# Instructions to follow
Every record must be transcribed in its entirety, apart from the images, which are to be omitted.

[START OF Record excerpts]

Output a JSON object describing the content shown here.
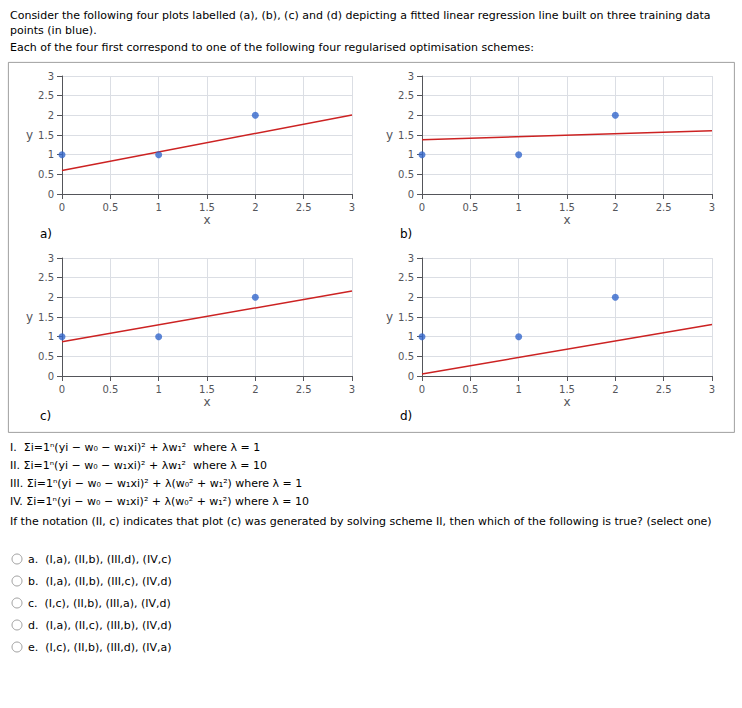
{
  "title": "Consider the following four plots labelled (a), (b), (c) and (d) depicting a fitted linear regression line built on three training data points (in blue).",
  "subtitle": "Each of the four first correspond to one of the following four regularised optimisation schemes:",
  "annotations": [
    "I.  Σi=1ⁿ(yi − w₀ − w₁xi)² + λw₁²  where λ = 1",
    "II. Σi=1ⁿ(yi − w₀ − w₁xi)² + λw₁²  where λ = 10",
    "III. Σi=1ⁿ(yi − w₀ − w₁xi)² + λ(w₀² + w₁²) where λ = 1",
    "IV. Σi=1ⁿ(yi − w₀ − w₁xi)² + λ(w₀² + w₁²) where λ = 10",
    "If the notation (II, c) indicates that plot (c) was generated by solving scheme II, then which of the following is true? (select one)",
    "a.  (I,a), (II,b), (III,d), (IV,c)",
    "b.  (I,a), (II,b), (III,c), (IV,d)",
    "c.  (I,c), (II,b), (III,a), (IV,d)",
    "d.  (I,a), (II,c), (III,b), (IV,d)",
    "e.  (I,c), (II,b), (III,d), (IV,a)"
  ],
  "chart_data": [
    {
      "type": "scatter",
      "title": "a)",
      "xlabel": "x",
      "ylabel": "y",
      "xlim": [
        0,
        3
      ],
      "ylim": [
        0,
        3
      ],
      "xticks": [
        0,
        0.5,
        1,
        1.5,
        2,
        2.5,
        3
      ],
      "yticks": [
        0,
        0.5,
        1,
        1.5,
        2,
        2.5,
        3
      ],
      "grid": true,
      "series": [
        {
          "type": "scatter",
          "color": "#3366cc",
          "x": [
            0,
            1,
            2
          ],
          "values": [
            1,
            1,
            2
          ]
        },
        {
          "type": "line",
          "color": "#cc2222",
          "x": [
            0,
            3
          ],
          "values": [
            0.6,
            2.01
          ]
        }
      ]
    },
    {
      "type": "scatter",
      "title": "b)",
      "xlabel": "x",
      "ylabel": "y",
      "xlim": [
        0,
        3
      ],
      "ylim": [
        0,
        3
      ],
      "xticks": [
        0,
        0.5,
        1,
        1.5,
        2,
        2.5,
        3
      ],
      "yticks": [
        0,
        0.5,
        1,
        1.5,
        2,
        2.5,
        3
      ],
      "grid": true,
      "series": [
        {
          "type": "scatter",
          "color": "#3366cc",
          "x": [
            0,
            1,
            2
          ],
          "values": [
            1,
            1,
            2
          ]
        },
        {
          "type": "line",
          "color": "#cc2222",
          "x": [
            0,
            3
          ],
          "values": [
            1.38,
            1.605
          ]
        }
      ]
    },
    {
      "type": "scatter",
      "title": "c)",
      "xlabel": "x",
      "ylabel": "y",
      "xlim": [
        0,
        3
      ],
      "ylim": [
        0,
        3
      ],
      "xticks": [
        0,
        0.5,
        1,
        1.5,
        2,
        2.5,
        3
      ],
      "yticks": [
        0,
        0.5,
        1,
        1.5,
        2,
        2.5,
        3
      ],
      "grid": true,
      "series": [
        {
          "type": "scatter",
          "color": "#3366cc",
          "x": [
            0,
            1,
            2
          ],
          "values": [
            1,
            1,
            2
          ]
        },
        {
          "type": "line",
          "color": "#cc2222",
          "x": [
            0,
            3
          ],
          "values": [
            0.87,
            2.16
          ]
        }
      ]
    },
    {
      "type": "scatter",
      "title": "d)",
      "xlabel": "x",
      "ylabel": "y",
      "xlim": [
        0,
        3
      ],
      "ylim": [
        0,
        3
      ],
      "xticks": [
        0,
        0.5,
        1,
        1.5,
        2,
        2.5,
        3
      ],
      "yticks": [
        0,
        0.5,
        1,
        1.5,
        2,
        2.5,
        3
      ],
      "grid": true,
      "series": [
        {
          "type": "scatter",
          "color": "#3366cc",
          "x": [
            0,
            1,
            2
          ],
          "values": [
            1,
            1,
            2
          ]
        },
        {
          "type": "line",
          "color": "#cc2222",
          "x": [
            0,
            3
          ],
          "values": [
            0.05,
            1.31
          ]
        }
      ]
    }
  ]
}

[END OF Record excerpts]

# Answer for the task
Output a JSON object describing the content shown here.
{
  "title": "Consider the following four plots labelled (a), (b), (c) and (d) depicting a fitted linear regression line built on three training data points (in blue).",
  "subtitle": "Each of the four first correspond to one of the following four regularised optimisation schemes:",
  "annotations": [
    "I.  Σi=1ⁿ(yi − w₀ − w₁xi)² + λw₁²  where λ = 1",
    "II. Σi=1ⁿ(yi − w₀ − w₁xi)² + λw₁²  where λ = 10",
    "III. Σi=1ⁿ(yi − w₀ − w₁xi)² + λ(w₀² + w₁²) where λ = 1",
    "IV. Σi=1ⁿ(yi − w₀ − w₁xi)² + λ(w₀² + w₁²) where λ = 10",
    "If the notation (II, c) indicates that plot (c) was generated by solving scheme II, then which of the following is true? (select one)",
    "a.  (I,a), (II,b), (III,d), (IV,c)",
    "b.  (I,a), (II,b), (III,c), (IV,d)",
    "c.  (I,c), (II,b), (III,a), (IV,d)",
    "d.  (I,a), (II,c), (III,b), (IV,d)",
    "e.  (I,c), (II,b), (III,d), (IV,a)"
  ],
  "chart_data": [
    {
      "type": "scatter",
      "title": "a)",
      "xlabel": "x",
      "ylabel": "y",
      "xlim": [
        0,
        3
      ],
      "ylim": [
        0,
        3
      ],
      "xticks": [
        0,
        0.5,
        1,
        1.5,
        2,
        2.5,
        3
      ],
      "yticks": [
        0,
        0.5,
        1,
        1.5,
        2,
        2.5,
        3
      ],
      "grid": true,
      "series": [
        {
          "type": "scatter",
          "color": "#3366cc",
          "x": [
            0,
            1,
            2
          ],
          "values": [
            1,
            1,
            2
          ]
        },
        {
          "type": "line",
          "color": "#cc2222",
          "x": [
            0,
            3
          ],
          "values": [
            0.6,
            2.01
          ]
        }
      ]
    },
    {
      "type": "scatter",
      "title": "b)",
      "xlabel": "x",
      "ylabel": "y",
      "xlim": [
        0,
        3
      ],
      "ylim": [
        0,
        3
      ],
      "xticks": [
        0,
        0.5,
        1,
        1.5,
        2,
        2.5,
        3
      ],
      "yticks": [
        0,
        0.5,
        1,
        1.5,
        2,
        2.5,
        3
      ],
      "grid": true,
      "series": [
        {
          "type": "scatter",
          "color": "#3366cc",
          "x": [
            0,
            1,
            2
          ],
          "values": [
            1,
            1,
            2
          ]
        },
        {
          "type": "line",
          "color": "#cc2222",
          "x": [
            0,
            3
          ],
          "values": [
            1.38,
            1.605
          ]
        }
      ]
    },
    {
      "type": "scatter",
      "title": "c)",
      "xlabel": "x",
      "ylabel": "y",
      "xlim": [
        0,
        3
      ],
      "ylim": [
        0,
        3
      ],
      "xticks": [
        0,
        0.5,
        1,
        1.5,
        2,
        2.5,
        3
      ],
      "yticks": [
        0,
        0.5,
        1,
        1.5,
        2,
        2.5,
        3
      ],
      "grid": true,
      "series": [
        {
          "type": "scatter",
          "color": "#3366cc",
          "x": [
            0,
            1,
            2
          ],
          "values": [
            1,
            1,
            2
          ]
        },
        {
          "type": "line",
          "color": "#cc2222",
          "x": [
            0,
            3
          ],
          "values": [
            0.87,
            2.16
          ]
        }
      ]
    },
    {
      "type": "scatter",
      "title": "d)",
      "xlabel": "x",
      "ylabel": "y",
      "xlim": [
        0,
        3
      ],
      "ylim": [
        0,
        3
      ],
      "xticks": [
        0,
        0.5,
        1,
        1.5,
        2,
        2.5,
        3
      ],
      "yticks": [
        0,
        0.5,
        1,
        1.5,
        2,
        2.5,
        3
      ],
      "grid": true,
      "series": [
        {
          "type": "scatter",
          "color": "#3366cc",
          "x": [
            0,
            1,
            2
          ],
          "values": [
            1,
            1,
            2
          ]
        },
        {
          "type": "line",
          "color": "#cc2222",
          "x": [
            0,
            3
          ],
          "values": [
            0.05,
            1.31
          ]
        }
      ]
    }
  ]
}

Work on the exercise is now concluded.